→ **Goal of the exercise**: Go through the listing and return every line with "have" in it.

Data records:
* * * * * * *

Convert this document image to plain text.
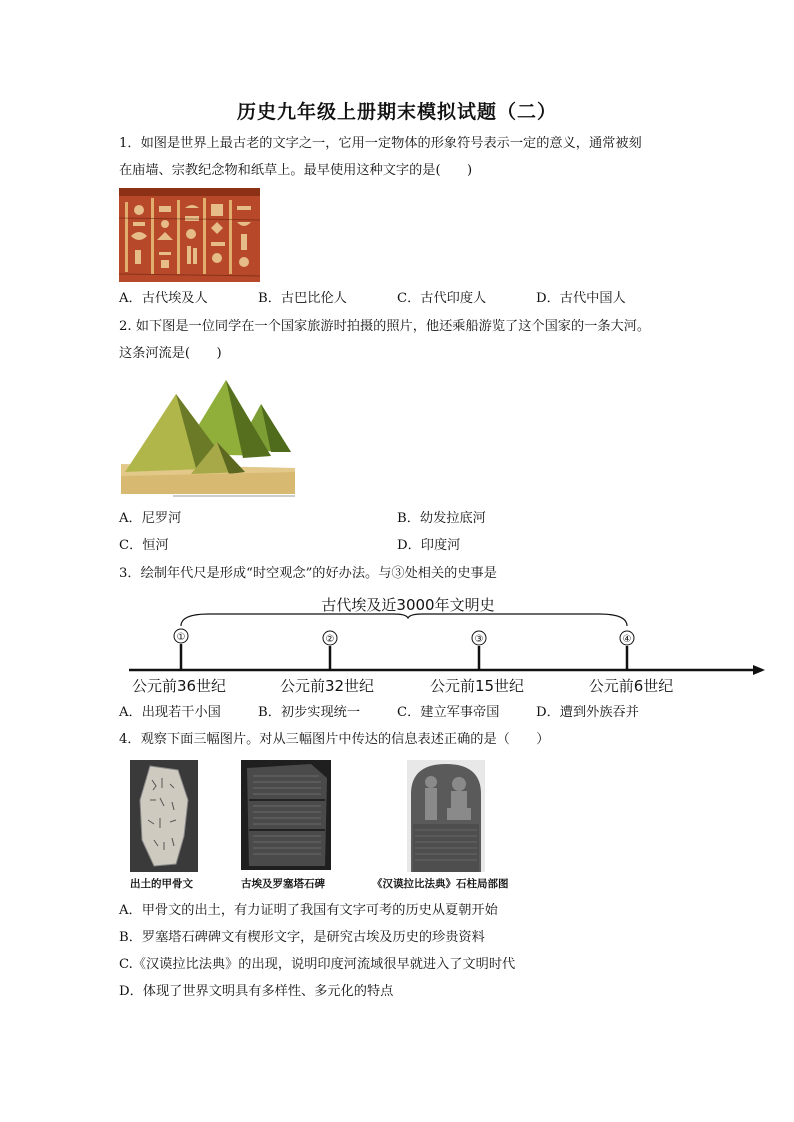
历史九年级上册期末模拟试题（二）
1．如图是世界上最古老的文字之一，它用一定物体的形象符号表示一定的意义，通常被刻
在庙墙、宗教纪念物和纸草上。最早使用这种文字的是(　　)
A．古代埃及人	B．古巴比伦人	C．古代印度人	D．古代中国人
2. 如下图是一位同学在一个国家旅游时拍摄的照片，他还乘船游览了这个国家的一条大河。
这条河流是(　　)
A．尼罗河	B．幼发拉底河
C．恒河	D．印度河
3．绘制年代尺是形成“时空观念”的好办法。与③处相关的史事是
古代埃及近3000年文明史
①	②	③	④
公元前36世纪	公元前32世纪	公元前15世纪	公元前6世纪
A．出现若干小国	B．初步实现统一	C．建立军事帝国	D．遭到外族吞并
4．观察下面三幅图片。对从三幅图片中传达的信息表述正确的是（　　）
出土的甲骨文	古埃及罗塞塔石碑	《汉谟拉比法典》石柱局部图
A．甲骨文的出土，有力证明了我国有文字可考的历史从夏朝开始
B．罗塞塔石碑碑文有楔形文字，是研究古埃及历史的珍贵资料
C.《汉谟拉比法典》的出现，说明印度河流域很早就进入了文明时代
D．体现了世界文明具有多样性、多元化的特点
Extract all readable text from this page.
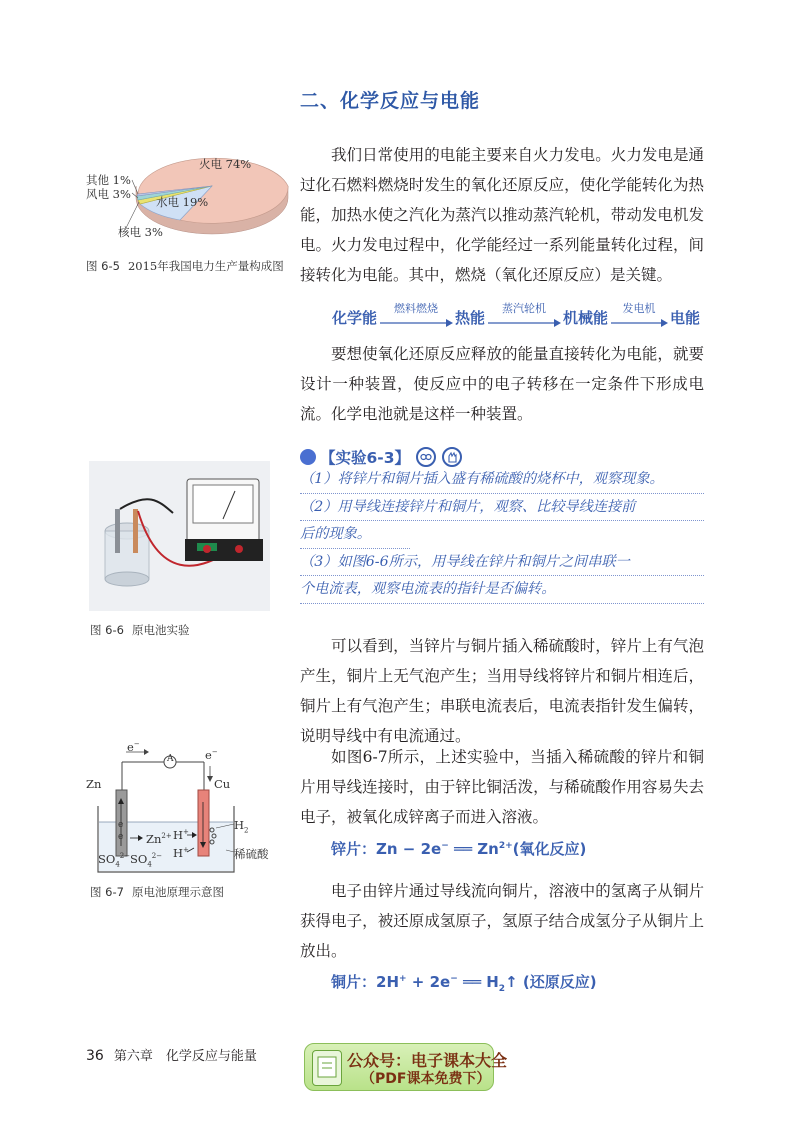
二、化学反应与电能
火电 74%
水电 19%
核电 3%
风电 3%
其他 1%
图 6-5 2015年我国电力生产量构成图

我们日常使用的电能主要来自火力发电。火力发电是通过化石燃料燃烧时发生的氧化还原反应，使化学能转化为热能，加热水使之汽化为蒸汽以推动蒸汽轮机，带动发电机发电。火力发电过程中，化学能经过一系列能量转化过程，间接转化为电能。其中，燃烧（氧化还原反应）是关键。

化学能
燃料燃烧
热能
蒸汽轮机
机械能
发电机
电能

要想使氧化还原反应释放的能量直接转化为电能，就要设计一种装置，使反应中的电子转移在一定条件下形成电流。化学电池就是这样一种装置。

【实验6-3】
（1）将锌片和铜片插入盛有稀硫酸的烧杯中，观察现象。
（2）用导线连接锌片和铜片，观察、比较导线连接前
后的现象。
（3）如图6-6所示，用导线在锌片和铜片之间串联一
个电流表，观察电流表的指针是否偏转。
图 6-6 原电池实验

可以看到，当锌片与铜片插入稀硫酸时，锌片上有气泡产生，铜片上无气泡产生；当用导线将锌片和铜片相连后，铜片上有气泡产生；串联电流表后，电流表指针发生偏转，说明导线中有电流通过。

e−
A	e−
Zn	Cu
$H_2$
$Zn^{2+}$ H+
H+
e
e
稀硫酸
$SO_4^{2-}$ $SO_4^{2-}$
图 6-7 原电池原理示意图

如图6-7所示，上述实验中，当插入稀硫酸的锌片和铜片用导线连接时，由于锌比铜活泼，与稀硫酸作用容易失去电子，被氧化成锌离子而进入溶液。

锌片：Zn − 2e− ══ $Zn^{2+}$(氧化反应)

电子由锌片通过导线流向铜片，溶液中的氢离子从铜片获得电子，被还原成氢原子，氢原子结合成氢分子从铜片上放出。

铜片：2H+ + 2e− ══ $H_2↑$ (还原反应)
36 第六章　化学反应与能量	公众号：电子课本大全
（PDF课本免费下）
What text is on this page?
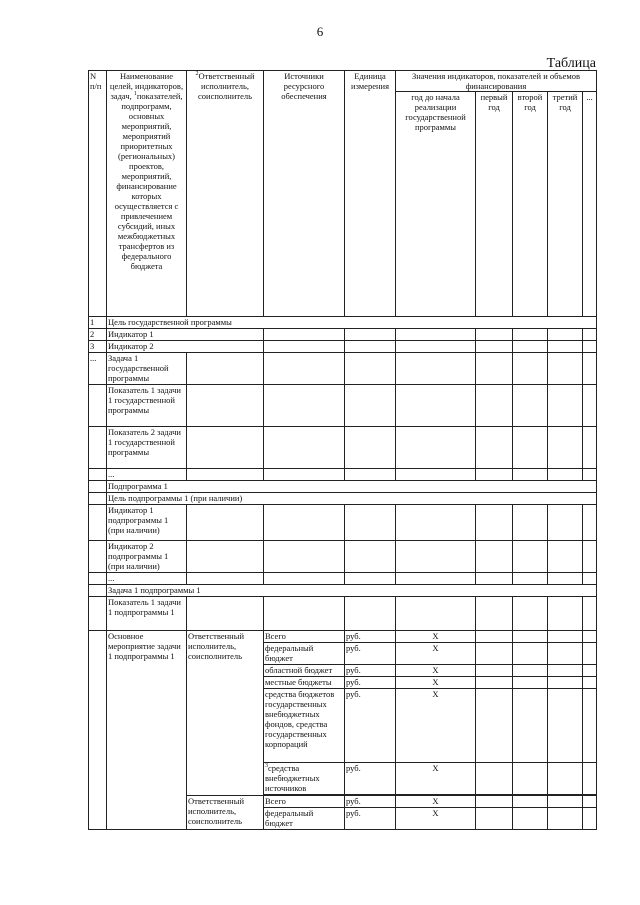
6
Таблица
N п/п	Наименование целей, индикаторов, задач, $^1$показателей, подпрограмм, основных мероприятий, мероприятий приоритетных (региональных) проектов, мероприятий, финансирование которых осуществляется с привлечением субсидий, иных межбюджетных трансфертов из федерального бюджета	$^2$Ответственный исполнитель, соисполнитель	Источники ресурсного обеспечения	Единица измерения	Значения индикаторов, показателей и объемов финансирования				
					год до начала реализации государственной программы	первый год	второй год	третий год	...
1	Цель государственной программы								
2	Индикатор 1								
3	Индикатор 2								
...	Задача 1 государственной программы								
	Показатель 1 задачи 1 государственной программы								
	Показатель 2 задачи 1 государственной программы								
	...								
	Подпрограмма 1								
	Цель подпрограммы 1 (при наличии)								
	Индикатор 1 подпрограммы 1 (при наличии)								
	Индикатор 2 подпрограммы 1 (при наличии)								
	...								
	Задача 1 подпрограммы 1								
	Показатель 1 задачи 1 подпрограммы 1								
	Основное мероприятие задачи 1 подпрограммы 1	Ответственный исполнитель, соисполнитель	Всего	руб.	X				
			федеральный бюджет	руб.	X				
			областной бюджет	руб.	X				
			местные бюджеты	руб.	X				
			средства бюджетов государственных внебюджетных фондов, средства государственных корпораций	руб.	X				
			$^3$средства внебюджетных источников	руб.	X				

		Ответственный исполнитель, соисполнитель	Всего	руб.	X				
			федеральный бюджет	руб.	X				
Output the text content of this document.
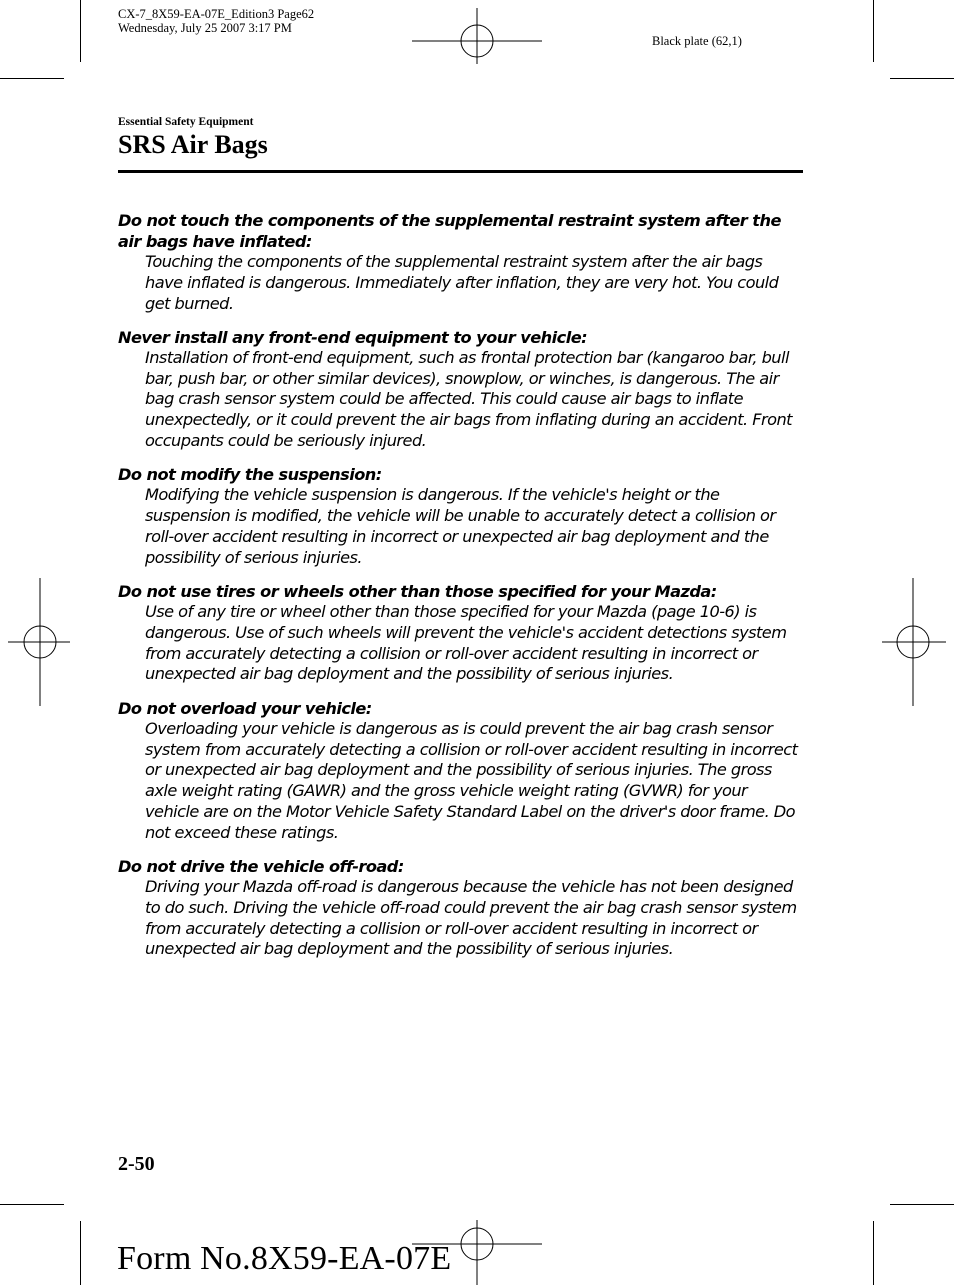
CX-7_8X59-EA-07E_Edition3 Page62
Wednesday, July 25 2007 3:17 PM
Black plate (62,1)
Essential Safety Equipment
SRS Air Bags
Do not touch the components of the supplemental restraint system after the air bags have inflated:
Touching the components of the supplemental restraint system after the air bags have inflated is dangerous. Immediately after inflation, they are very hot. You could get burned.
Never install any front-end equipment to your vehicle:
Installation of front-end equipment, such as frontal protection bar (kangaroo bar, bull bar, push bar, or other similar devices), snowplow, or winches, is dangerous. The air bag crash sensor system could be affected. This could cause air bags to inflate unexpectedly, or it could prevent the air bags from inflating during an accident. Front occupants could be seriously injured.
Do not modify the suspension:
Modifying the vehicle suspension is dangerous. If the vehicle's height or the suspension is modified, the vehicle will be unable to accurately detect a collision or roll-over accident resulting in incorrect or unexpected air bag deployment and the possibility of serious injuries.
Do not use tires or wheels other than those specified for your Mazda:
Use of any tire or wheel other than those specified for your Mazda (page 10-6) is dangerous. Use of such wheels will prevent the vehicle's accident detections system from accurately detecting a collision or roll-over accident resulting in incorrect or unexpected air bag deployment and the possibility of serious injuries.
Do not overload your vehicle:
Overloading your vehicle is dangerous as is could prevent the air bag crash sensor system from accurately detecting a collision or roll-over accident resulting in incorrect or unexpected air bag deployment and the possibility of serious injuries. The gross axle weight rating (GAWR) and the gross vehicle weight rating (GVWR) for your vehicle are on the Motor Vehicle Safety Standard Label on the driver's door frame. Do not exceed these ratings.
Do not drive the vehicle off-road:
Driving your Mazda off-road is dangerous because the vehicle has not been designed to do such. Driving the vehicle off-road could prevent the air bag crash sensor system from accurately detecting a collision or roll-over accident resulting in incorrect or unexpected air bag deployment and the possibility of serious injuries.
2-50
Form No.8X59-EA-07E
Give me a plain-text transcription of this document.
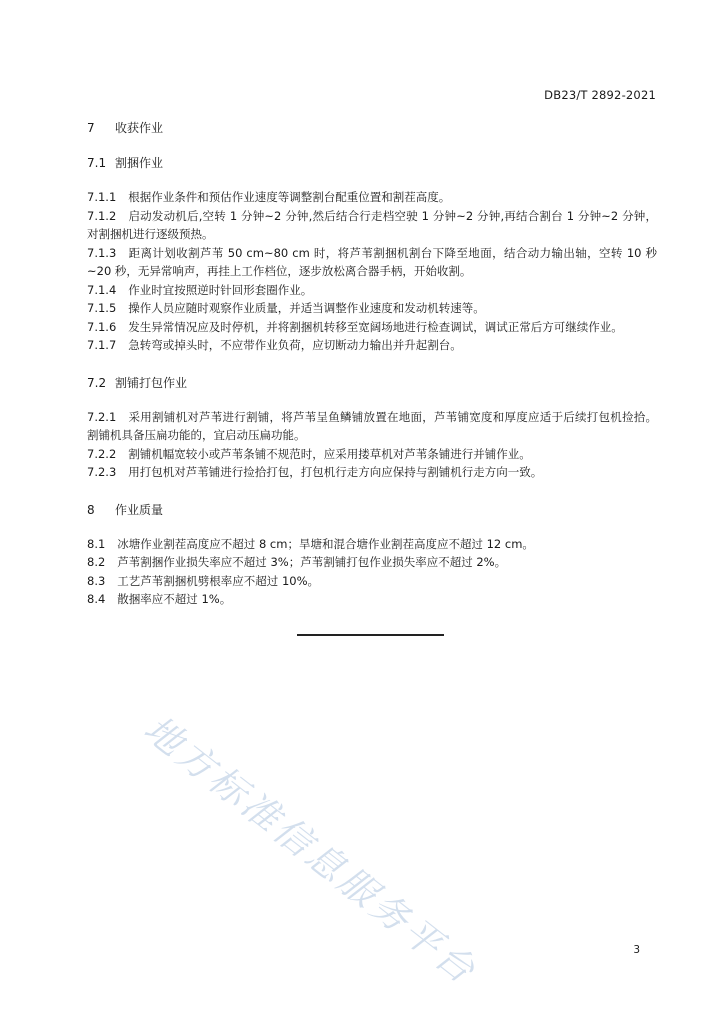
DB23/T 2892-2021
7 收获作业
7.1 割捆作业

7.1.1 根据作业条件和预估作业速度等调整割台配重位置和割茬高度。

7.1.2 启动发动机后,空转 1 分钟~2 分钟,然后结合行走档空驶 1 分钟~2 分钟,再结合割台 1 分钟~2 分钟，对割捆机进行逐级预热。

7.1.3 距离计划收割芦苇 50 cm~80 cm 时，将芦苇割捆机割台下降至地面，结合动力输出轴，空转 10 秒~20 秒，无异常响声，再挂上工作档位，逐步放松离合器手柄，开始收割。

7.1.4 作业时宜按照逆时针回形套圈作业。

7.1.5 操作人员应随时观察作业质量，并适当调整作业速度和发动机转速等。

7.1.6 发生异常情况应及时停机，并将割捆机转移至宽阔场地进行检查调试，调试正常后方可继续作业。

7.1.7 急转弯或掉头时，不应带作业负荷，应切断动力输出并升起割台。

7.2 割铺打包作业

7.2.1 采用割铺机对芦苇进行割铺，将芦苇呈鱼鳞铺放置在地面，芦苇铺宽度和厚度应适于后续打包机捡拾。割铺机具备压扁功能的，宜启动压扁功能。

7.2.2 割铺机幅宽较小或芦苇条铺不规范时，应采用搂草机对芦苇条铺进行并铺作业。

7.2.3 用打包机对芦苇铺进行捡拾打包，打包机行走方向应保持与割铺机行走方向一致。

8 作业质量

8.1 冰塘作业割茬高度应不超过 8 cm；旱塘和混合塘作业割茬高度应不超过 12 cm。

8.2 芦苇割捆作业损失率应不超过 3%；芦苇割铺打包作业损失率应不超过 2%。

8.3 工艺芦苇割捆机劈根率应不超过 10%。

8.4 散捆率应不超过 1%。

地方标准信息服务平台	3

* * * * * * *

→ **Solved problem**:
Do not touch the components of the supplemental restraint system after the air bags have inflated:
Touching the components of the supplemental restraint system after the air bags have inflated is dangerous. Immediately after inflation, they are very hot. You could get burned.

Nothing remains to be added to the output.